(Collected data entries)
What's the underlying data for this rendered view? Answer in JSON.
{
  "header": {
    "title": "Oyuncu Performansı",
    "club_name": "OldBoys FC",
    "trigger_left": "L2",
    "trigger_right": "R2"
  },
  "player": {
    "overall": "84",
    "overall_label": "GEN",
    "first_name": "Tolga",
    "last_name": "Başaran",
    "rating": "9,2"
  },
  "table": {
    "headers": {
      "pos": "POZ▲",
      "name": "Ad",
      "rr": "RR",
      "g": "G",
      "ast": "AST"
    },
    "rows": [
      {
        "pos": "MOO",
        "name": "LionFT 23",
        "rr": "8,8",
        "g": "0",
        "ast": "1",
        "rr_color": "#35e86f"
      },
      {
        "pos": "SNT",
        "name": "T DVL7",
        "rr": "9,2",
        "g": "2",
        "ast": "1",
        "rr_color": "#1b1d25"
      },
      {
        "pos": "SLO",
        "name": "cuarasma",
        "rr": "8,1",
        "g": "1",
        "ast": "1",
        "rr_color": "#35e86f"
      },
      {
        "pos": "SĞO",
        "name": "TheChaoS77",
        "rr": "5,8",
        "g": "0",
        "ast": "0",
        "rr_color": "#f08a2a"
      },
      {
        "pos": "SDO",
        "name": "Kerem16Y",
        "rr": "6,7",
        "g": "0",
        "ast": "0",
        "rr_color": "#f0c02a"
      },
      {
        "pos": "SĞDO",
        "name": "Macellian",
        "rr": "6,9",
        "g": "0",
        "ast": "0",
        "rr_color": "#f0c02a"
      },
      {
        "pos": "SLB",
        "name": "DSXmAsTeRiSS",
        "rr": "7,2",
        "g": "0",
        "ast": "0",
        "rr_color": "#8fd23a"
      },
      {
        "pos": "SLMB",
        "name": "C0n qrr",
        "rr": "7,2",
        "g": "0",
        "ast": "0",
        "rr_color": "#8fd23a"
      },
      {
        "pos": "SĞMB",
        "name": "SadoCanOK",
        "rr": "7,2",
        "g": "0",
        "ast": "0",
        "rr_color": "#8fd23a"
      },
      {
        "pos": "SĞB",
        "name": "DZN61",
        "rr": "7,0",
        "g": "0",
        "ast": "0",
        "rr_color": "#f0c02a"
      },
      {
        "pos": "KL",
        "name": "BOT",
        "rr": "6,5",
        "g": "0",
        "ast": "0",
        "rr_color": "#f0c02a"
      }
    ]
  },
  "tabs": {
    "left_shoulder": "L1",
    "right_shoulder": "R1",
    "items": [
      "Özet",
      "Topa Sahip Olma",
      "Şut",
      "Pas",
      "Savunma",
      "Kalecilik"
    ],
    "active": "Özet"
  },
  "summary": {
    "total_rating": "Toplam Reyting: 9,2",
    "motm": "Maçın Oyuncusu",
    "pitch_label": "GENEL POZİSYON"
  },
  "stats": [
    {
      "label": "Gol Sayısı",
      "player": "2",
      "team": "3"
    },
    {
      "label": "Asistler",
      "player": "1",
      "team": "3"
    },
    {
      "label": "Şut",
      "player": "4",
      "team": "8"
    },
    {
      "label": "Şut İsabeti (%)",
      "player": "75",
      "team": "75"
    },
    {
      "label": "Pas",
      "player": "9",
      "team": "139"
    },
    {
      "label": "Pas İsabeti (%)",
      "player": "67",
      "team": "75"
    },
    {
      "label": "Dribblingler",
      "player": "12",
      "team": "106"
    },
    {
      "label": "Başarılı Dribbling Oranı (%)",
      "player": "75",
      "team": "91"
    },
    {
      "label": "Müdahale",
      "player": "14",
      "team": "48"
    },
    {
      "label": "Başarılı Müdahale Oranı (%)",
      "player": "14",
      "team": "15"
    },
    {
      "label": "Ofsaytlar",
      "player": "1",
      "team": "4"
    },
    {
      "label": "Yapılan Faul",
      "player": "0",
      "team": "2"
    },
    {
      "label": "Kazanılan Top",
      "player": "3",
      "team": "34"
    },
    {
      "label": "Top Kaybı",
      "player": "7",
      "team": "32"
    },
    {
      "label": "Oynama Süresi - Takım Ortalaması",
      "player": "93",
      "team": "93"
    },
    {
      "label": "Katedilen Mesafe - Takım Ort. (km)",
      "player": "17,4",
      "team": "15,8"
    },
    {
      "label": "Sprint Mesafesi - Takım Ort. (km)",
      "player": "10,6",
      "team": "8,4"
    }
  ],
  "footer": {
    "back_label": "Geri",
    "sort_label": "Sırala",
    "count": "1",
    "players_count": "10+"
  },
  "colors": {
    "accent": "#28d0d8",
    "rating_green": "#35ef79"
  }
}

→ GIVEN EXERCISE
Quote the data above in full, changing nothing.

→ OUTPUT FOR THIS TASK
What's the underlying data for this rendered view? Answer in JSON.
{
  "header": {
    "title": "Oyuncu Performansı",
    "club_name": "OldBoys FC",
    "trigger_left": "L2",
    "trigger_right": "R2"
  },
  "player": {
    "overall": "84",
    "overall_label": "GEN",
    "first_name": "Tolga",
    "last_name": "Başaran",
    "rating": "9,2"
  },
  "table": {
    "headers": {
      "pos": "POZ▲",
      "name": "Ad",
      "rr": "RR",
      "g": "G",
      "ast": "AST"
    },
    "rows": [
      {
        "pos": "MOO",
        "name": "LionFT 23",
        "rr": "8,8",
        "g": "0",
        "ast": "1",
        "rr_color": "#35e86f"
      },
      {
        "pos": "SNT",
        "name": "T DVL7",
        "rr": "9,2",
        "g": "2",
        "ast": "1",
        "rr_color": "#1b1d25"
      },
      {
        "pos": "SLO",
        "name": "cuarasma",
        "rr": "8,1",
        "g": "1",
        "ast": "1",
        "rr_color": "#35e86f"
      },
      {
        "pos": "SĞO",
        "name": "TheChaoS77",
        "rr": "5,8",
        "g": "0",
        "ast": "0",
        "rr_color": "#f08a2a"
      },
      {
        "pos": "SDO",
        "name": "Kerem16Y",
        "rr": "6,7",
        "g": "0",
        "ast": "0",
        "rr_color": "#f0c02a"
      },
      {
        "pos": "SĞDO",
        "name": "Macellian",
        "rr": "6,9",
        "g": "0",
        "ast": "0",
        "rr_color": "#f0c02a"
      },
      {
        "pos": "SLB",
        "name": "DSXmAsTeRiSS",
        "rr": "7,2",
        "g": "0",
        "ast": "0",
        "rr_color": "#8fd23a"
      },
      {
        "pos": "SLMB",
        "name": "C0n qrr",
        "rr": "7,2",
        "g": "0",
        "ast": "0",
        "rr_color": "#8fd23a"
      },
      {
        "pos": "SĞMB",
        "name": "SadoCanOK",
        "rr": "7,2",
        "g": "0",
        "ast": "0",
        "rr_color": "#8fd23a"
      },
      {
        "pos": "SĞB",
        "name": "DZN61",
        "rr": "7,0",
        "g": "0",
        "ast": "0",
        "rr_color": "#f0c02a"
      },
      {
        "pos": "KL",
        "name": "BOT",
        "rr": "6,5",
        "g": "0",
        "ast": "0",
        "rr_color": "#f0c02a"
      }
    ]
  },
  "tabs": {
    "left_shoulder": "L1",
    "right_shoulder": "R1",
    "items": [
      "Özet",
      "Topa Sahip Olma",
      "Şut",
      "Pas",
      "Savunma",
      "Kalecilik"
    ],
    "active": "Özet"
  },
  "summary": {
    "total_rating": "Toplam Reyting: 9,2",
    "motm": "Maçın Oyuncusu",
    "pitch_label": "GENEL POZİSYON"
  },
  "stats": [
    {
      "label": "Gol Sayısı",
      "player": "2",
      "team": "3"
    },
    {
      "label": "Asistler",
      "player": "1",
      "team": "3"
    },
    {
      "label": "Şut",
      "player": "4",
      "team": "8"
    },
    {
      "label": "Şut İsabeti (%)",
      "player": "75",
      "team": "75"
    },
    {
      "label": "Pas",
      "player": "9",
      "team": "139"
    },
    {
      "label": "Pas İsabeti (%)",
      "player": "67",
      "team": "75"
    },
    {
      "label": "Dribblingler",
      "player": "12",
      "team": "106"
    },
    {
      "label": "Başarılı Dribbling Oranı (%)",
      "player": "75",
      "team": "91"
    },
    {
      "label": "Müdahale",
      "player": "14",
      "team": "48"
    },
    {
      "label": "Başarılı Müdahale Oranı (%)",
      "player": "14",
      "team": "15"
    },
    {
      "label": "Ofsaytlar",
      "player": "1",
      "team": "4"
    },
    {
      "label": "Yapılan Faul",
      "player": "0",
      "team": "2"
    },
    {
      "label": "Kazanılan Top",
      "player": "3",
      "team": "34"
    },
    {
      "label": "Top Kaybı",
      "player": "7",
      "team": "32"
    },
    {
      "label": "Oynama Süresi - Takım Ortalaması",
      "player": "93",
      "team": "93"
    },
    {
      "label": "Katedilen Mesafe - Takım Ort. (km)",
      "player": "17,4",
      "team": "15,8"
    },
    {
      "label": "Sprint Mesafesi - Takım Ort. (km)",
      "player": "10,6",
      "team": "8,4"
    }
  ],
  "footer": {
    "back_label": "Geri",
    "sort_label": "Sırala",
    "count": "1",
    "players_count": "10+"
  },
  "colors": {
    "accent": "#28d0d8",
    "rating_green": "#35ef79"
  }
}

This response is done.